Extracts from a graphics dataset

━━━━

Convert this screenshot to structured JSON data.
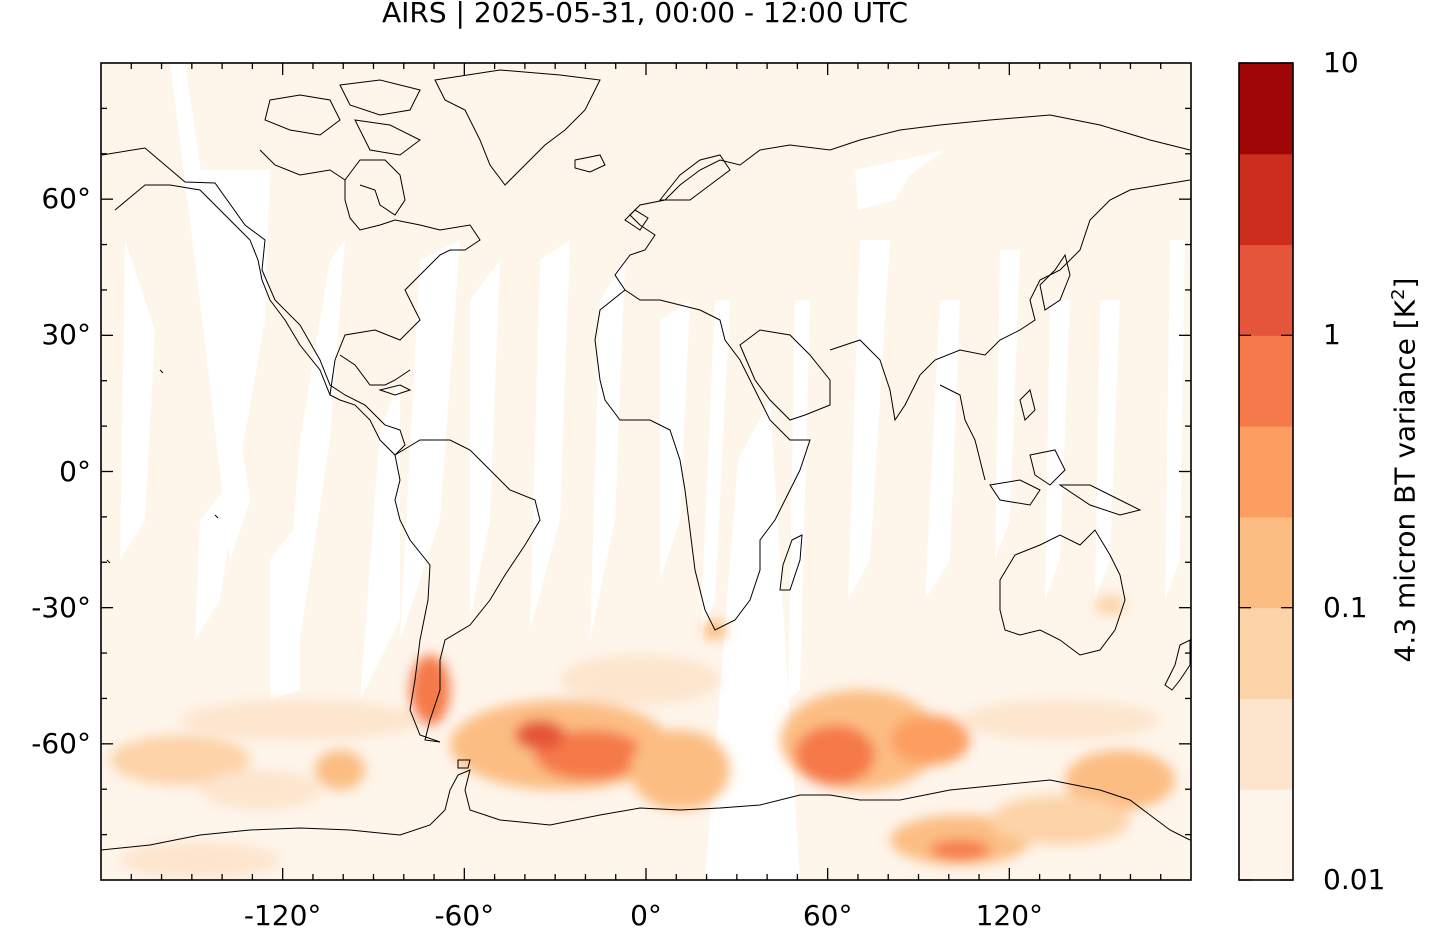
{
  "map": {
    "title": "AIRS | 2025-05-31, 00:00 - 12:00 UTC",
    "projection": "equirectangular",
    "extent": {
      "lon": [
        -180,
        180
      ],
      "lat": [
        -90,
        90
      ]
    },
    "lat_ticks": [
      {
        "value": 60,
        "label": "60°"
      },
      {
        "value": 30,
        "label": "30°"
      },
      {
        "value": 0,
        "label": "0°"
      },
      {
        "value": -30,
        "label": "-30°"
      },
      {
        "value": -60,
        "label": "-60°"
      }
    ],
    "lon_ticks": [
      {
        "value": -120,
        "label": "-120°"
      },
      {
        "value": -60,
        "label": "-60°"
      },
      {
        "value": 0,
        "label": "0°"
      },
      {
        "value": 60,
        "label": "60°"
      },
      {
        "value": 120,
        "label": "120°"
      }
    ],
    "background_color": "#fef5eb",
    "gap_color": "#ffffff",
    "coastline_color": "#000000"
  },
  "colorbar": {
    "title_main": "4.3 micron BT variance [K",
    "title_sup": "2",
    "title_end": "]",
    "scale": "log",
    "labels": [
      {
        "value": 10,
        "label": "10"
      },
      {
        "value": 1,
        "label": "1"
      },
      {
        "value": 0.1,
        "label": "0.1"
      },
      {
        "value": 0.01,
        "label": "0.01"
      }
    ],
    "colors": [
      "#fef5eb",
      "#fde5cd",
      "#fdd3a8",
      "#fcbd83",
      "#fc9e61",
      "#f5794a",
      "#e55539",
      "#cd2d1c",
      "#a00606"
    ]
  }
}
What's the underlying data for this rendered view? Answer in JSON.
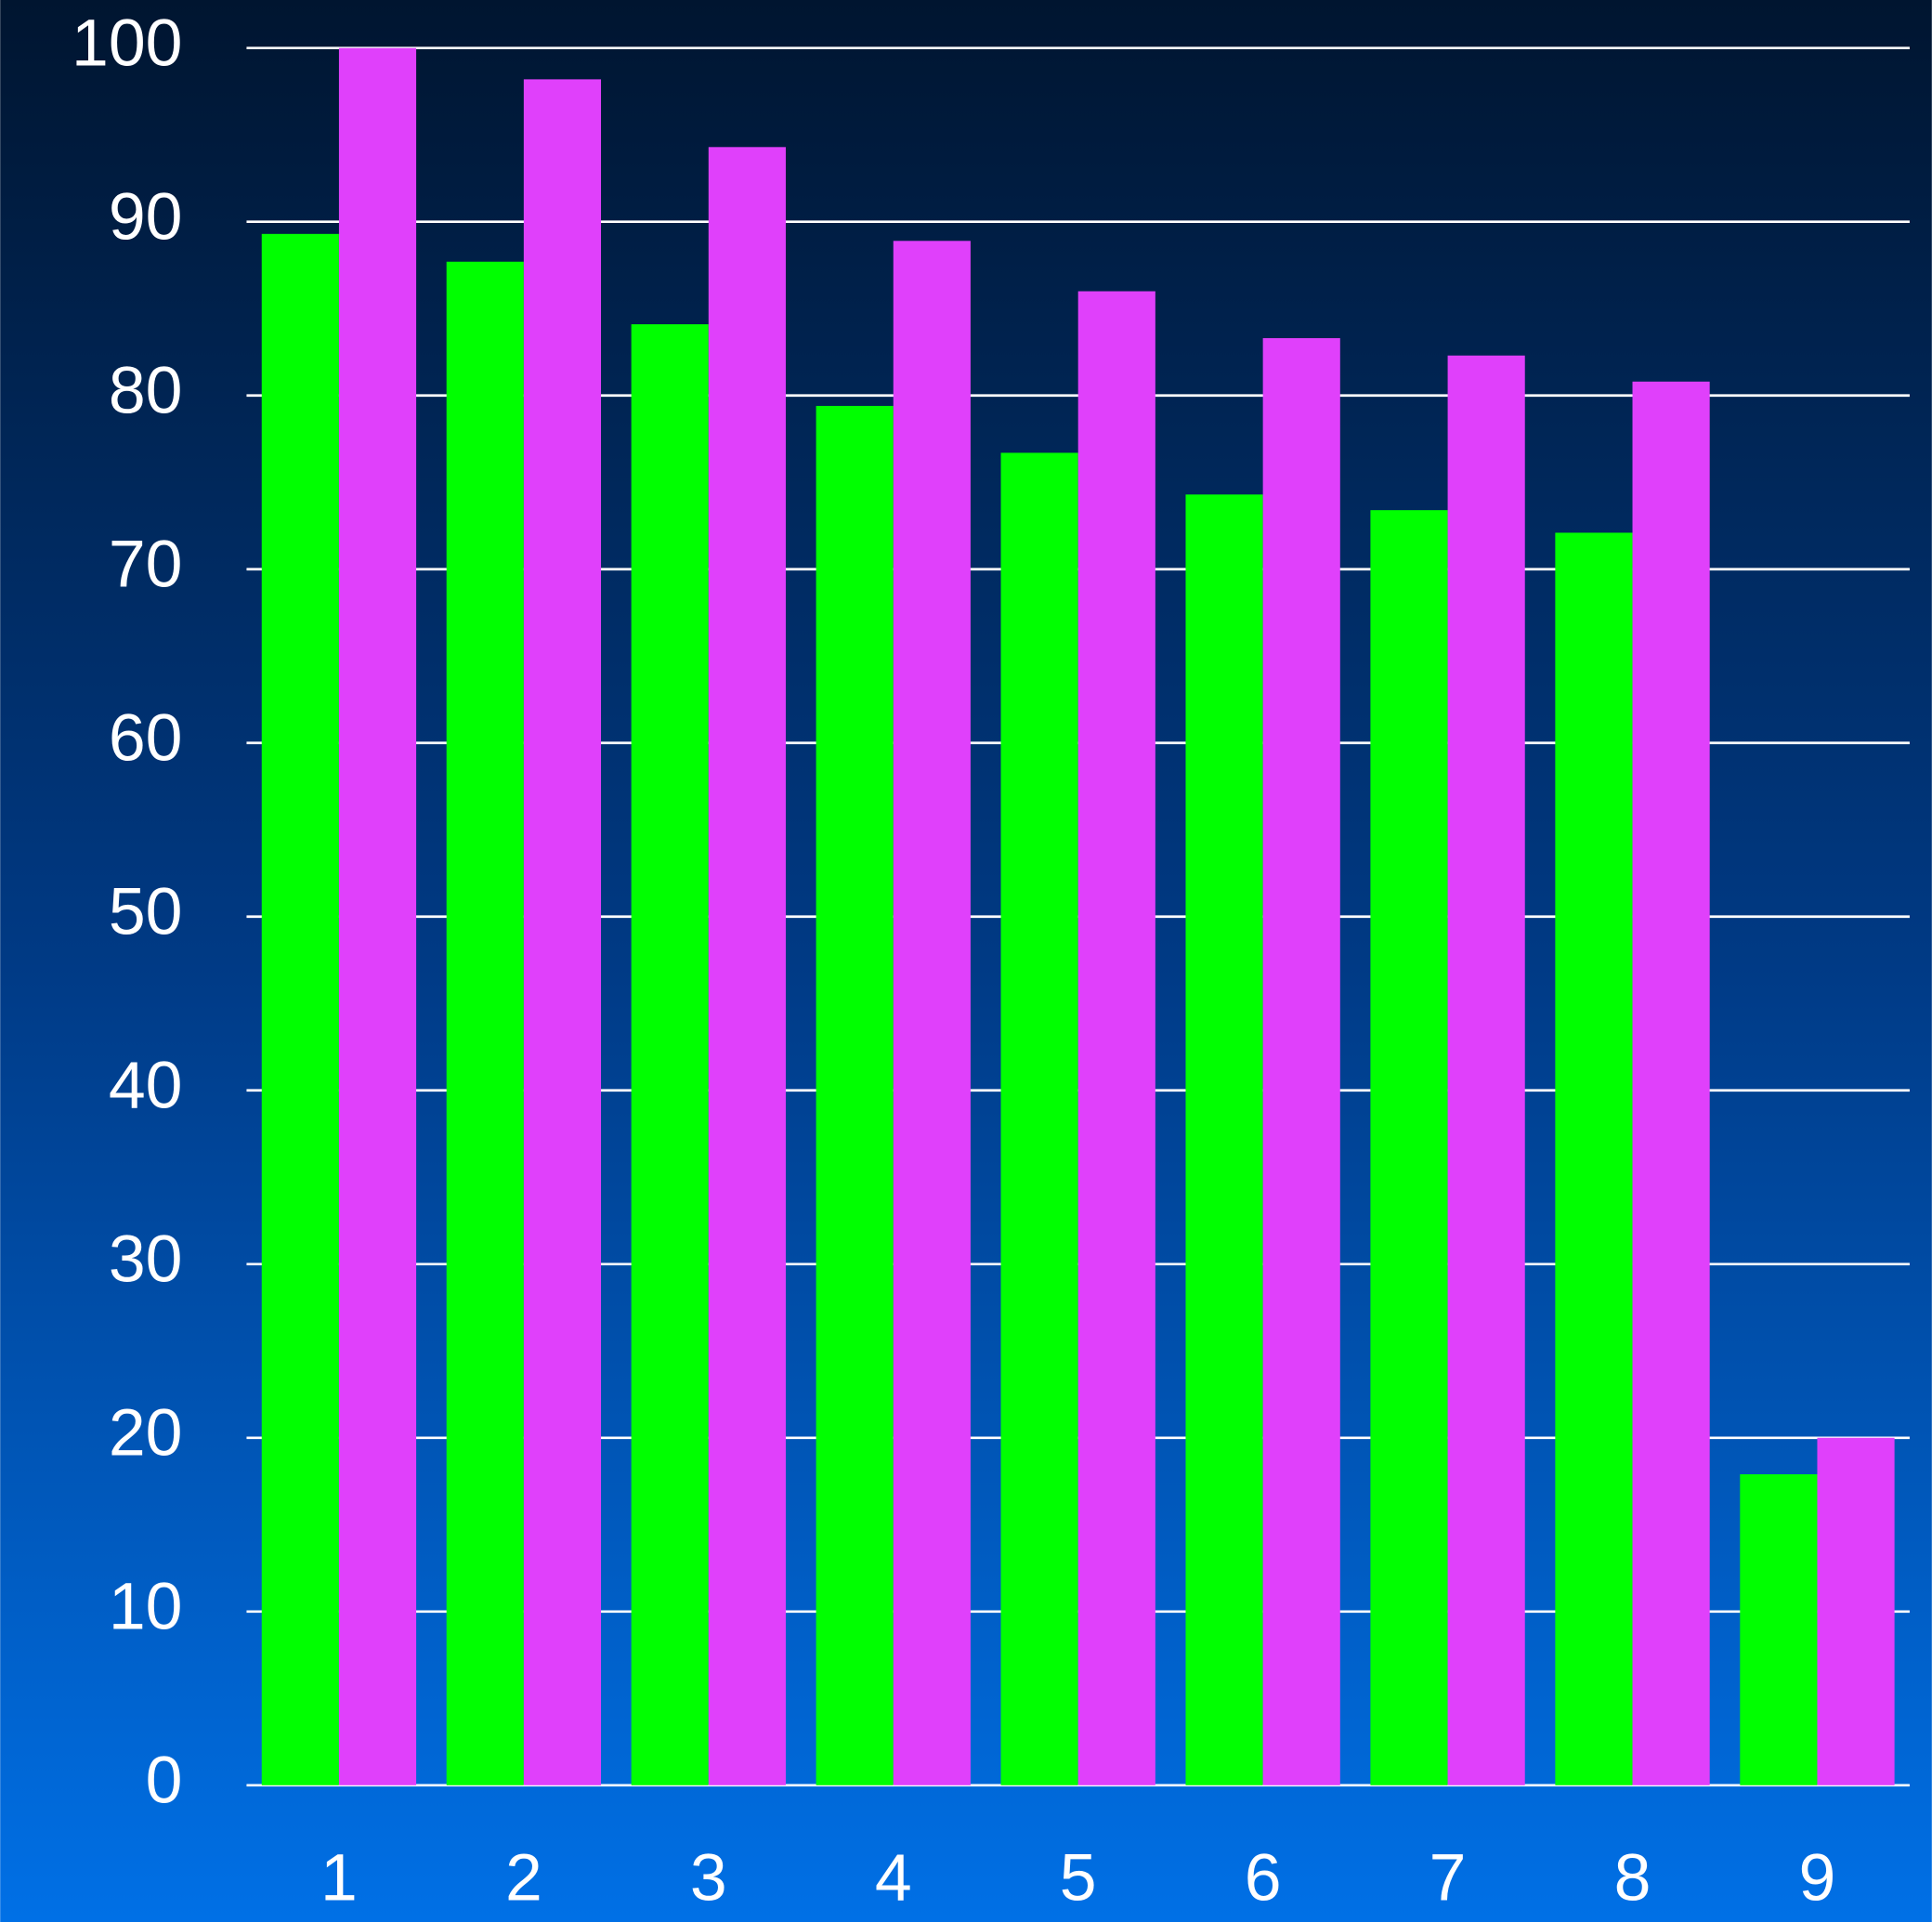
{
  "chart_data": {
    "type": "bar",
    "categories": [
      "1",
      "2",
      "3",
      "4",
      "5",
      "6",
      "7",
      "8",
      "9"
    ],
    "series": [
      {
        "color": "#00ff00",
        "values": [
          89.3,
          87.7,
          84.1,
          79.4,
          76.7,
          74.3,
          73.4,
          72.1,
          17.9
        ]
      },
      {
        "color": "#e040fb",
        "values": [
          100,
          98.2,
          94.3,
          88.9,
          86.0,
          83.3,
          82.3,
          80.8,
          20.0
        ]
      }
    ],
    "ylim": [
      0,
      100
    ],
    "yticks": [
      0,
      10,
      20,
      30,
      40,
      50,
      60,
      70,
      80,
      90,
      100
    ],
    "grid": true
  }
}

━━━━

Direction:
Every entry must be reproduced exactly, with the images left out.

Worked solution:
Convert this screenshot to structured JSON data.
{
  "map": {
    "title": "AIRS | 2025-05-31, 00:00 - 12:00 UTC",
    "projection": "equirectangular",
    "extent": {
      "lon": [
        -180,
        180
      ],
      "lat": [
        -90,
        90
      ]
    },
    "lat_ticks": [
      {
        "value": 60,
        "label": "60°"
      },
      {
        "value": 30,
        "label": "30°"
      },
      {
        "value": 0,
        "label": "0°"
      },
      {
        "value": -30,
        "label": "-30°"
      },
      {
        "value": -60,
        "label": "-60°"
      }
    ],
    "lon_ticks": [
      {
        "value": -120,
        "label": "-120°"
      },
      {
        "value": -60,
        "label": "-60°"
      },
      {
        "value": 0,
        "label": "0°"
      },
      {
        "value": 60,
        "label": "60°"
      },
      {
        "value": 120,
        "label": "120°"
      }
    ],
    "background_color": "#fef5eb",
    "gap_color": "#ffffff",
    "coastline_color": "#000000"
  },
  "colorbar": {
    "title_main": "4.3 micron BT variance [K",
    "title_sup": "2",
    "title_end": "]",
    "scale": "log",
    "labels": [
      {
        "value": 10,
        "label": "10"
      },
      {
        "value": 1,
        "label": "1"
      },
      {
        "value": 0.1,
        "label": "0.1"
      },
      {
        "value": 0.01,
        "label": "0.01"
      }
    ],
    "colors": [
      "#fef5eb",
      "#fde5cd",
      "#fdd3a8",
      "#fcbd83",
      "#fc9e61",
      "#f5794a",
      "#e55539",
      "#cd2d1c",
      "#a00606"
    ]
  }
}
What's the underlying data for this rendered view? Answer in JSON.
{
  "chart_data": {
    "type": "bar",
    "categories": [
      "1",
      "2",
      "3",
      "4",
      "5",
      "6",
      "7",
      "8",
      "9"
    ],
    "series": [
      {
        "color": "#00ff00",
        "values": [
          89.3,
          87.7,
          84.1,
          79.4,
          76.7,
          74.3,
          73.4,
          72.1,
          17.9
        ]
      },
      {
        "color": "#e040fb",
        "values": [
          100,
          98.2,
          94.3,
          88.9,
          86.0,
          83.3,
          82.3,
          80.8,
          20.0
        ]
      }
    ],
    "ylim": [
      0,
      100
    ],
    "yticks": [
      0,
      10,
      20,
      30,
      40,
      50,
      60,
      70,
      80,
      90,
      100
    ],
    "grid": true
  }
}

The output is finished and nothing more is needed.